* GOAL:
Among the records below, find each line that includes the string "NaturalVue" and copy it.

* ENTRIES PROVIDED:
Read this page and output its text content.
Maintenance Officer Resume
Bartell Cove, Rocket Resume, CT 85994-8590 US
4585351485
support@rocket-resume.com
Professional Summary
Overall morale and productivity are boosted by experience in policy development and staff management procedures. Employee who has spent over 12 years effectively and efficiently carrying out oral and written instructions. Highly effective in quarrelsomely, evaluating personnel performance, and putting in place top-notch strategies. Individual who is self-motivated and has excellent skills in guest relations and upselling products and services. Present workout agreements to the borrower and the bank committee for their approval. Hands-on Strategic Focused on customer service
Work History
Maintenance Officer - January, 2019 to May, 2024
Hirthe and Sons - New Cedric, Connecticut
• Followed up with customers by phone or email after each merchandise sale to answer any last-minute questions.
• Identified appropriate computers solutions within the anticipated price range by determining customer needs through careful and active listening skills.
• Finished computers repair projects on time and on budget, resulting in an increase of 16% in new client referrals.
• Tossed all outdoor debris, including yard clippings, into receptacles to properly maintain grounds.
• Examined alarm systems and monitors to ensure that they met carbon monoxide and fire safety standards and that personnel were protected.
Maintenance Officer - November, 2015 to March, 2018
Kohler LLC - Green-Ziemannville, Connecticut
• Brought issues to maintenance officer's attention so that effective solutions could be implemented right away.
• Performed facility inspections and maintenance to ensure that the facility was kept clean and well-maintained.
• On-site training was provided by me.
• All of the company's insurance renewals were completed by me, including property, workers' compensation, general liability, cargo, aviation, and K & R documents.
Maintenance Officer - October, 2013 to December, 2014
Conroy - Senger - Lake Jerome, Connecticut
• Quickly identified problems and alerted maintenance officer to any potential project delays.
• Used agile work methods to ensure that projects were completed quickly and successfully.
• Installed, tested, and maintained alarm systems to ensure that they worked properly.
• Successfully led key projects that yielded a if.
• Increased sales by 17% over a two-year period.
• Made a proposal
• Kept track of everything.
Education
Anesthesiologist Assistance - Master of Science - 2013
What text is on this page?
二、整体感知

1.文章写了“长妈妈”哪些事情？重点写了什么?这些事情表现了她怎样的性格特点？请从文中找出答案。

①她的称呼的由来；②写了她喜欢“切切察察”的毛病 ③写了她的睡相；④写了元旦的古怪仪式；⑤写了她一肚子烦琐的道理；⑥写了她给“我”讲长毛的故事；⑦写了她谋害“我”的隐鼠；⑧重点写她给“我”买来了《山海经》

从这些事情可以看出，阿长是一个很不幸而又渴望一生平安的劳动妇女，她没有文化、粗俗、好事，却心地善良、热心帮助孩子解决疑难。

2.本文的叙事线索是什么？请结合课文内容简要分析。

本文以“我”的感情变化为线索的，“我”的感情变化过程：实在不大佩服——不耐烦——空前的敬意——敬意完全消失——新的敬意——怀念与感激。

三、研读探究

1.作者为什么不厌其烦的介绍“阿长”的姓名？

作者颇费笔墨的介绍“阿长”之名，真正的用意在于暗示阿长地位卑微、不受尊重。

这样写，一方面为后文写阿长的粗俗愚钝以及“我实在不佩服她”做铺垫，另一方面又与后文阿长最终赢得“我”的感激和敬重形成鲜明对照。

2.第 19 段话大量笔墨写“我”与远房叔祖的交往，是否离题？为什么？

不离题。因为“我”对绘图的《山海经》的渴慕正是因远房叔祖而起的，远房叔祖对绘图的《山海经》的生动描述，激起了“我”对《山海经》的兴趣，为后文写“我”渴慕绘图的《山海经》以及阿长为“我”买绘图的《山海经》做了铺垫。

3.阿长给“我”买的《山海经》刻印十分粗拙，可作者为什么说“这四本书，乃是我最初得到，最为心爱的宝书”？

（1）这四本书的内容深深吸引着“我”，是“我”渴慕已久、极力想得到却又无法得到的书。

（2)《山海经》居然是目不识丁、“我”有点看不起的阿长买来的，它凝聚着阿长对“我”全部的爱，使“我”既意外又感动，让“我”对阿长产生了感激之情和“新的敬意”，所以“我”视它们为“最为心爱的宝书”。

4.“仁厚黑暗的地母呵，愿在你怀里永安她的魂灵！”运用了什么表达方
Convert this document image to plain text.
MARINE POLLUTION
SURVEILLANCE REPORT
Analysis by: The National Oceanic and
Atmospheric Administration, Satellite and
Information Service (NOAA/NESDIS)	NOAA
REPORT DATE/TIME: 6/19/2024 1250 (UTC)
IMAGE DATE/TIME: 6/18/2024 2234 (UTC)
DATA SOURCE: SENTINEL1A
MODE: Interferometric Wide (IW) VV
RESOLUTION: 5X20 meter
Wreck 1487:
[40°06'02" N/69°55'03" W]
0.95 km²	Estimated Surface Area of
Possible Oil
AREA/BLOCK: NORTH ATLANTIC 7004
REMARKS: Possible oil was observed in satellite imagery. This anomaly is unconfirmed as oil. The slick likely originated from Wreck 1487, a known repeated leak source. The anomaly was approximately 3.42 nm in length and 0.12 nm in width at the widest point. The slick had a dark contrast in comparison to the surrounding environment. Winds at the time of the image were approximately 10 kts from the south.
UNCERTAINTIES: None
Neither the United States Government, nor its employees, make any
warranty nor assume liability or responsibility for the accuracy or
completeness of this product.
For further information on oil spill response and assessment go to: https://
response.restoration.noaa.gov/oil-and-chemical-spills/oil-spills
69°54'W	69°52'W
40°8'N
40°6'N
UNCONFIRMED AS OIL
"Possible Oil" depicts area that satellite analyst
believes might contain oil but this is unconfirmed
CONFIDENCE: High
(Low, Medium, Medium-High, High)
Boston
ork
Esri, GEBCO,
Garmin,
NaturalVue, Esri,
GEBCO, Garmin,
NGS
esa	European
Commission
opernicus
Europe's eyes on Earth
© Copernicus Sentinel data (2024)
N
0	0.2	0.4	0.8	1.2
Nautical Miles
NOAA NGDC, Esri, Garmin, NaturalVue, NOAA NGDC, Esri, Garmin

* REPLY TO THE TASK:
NaturalVue, Esri,
NOAA NGDC, Esri, Garmin, NaturalVue, NOAA NGDC, Esri, Garmin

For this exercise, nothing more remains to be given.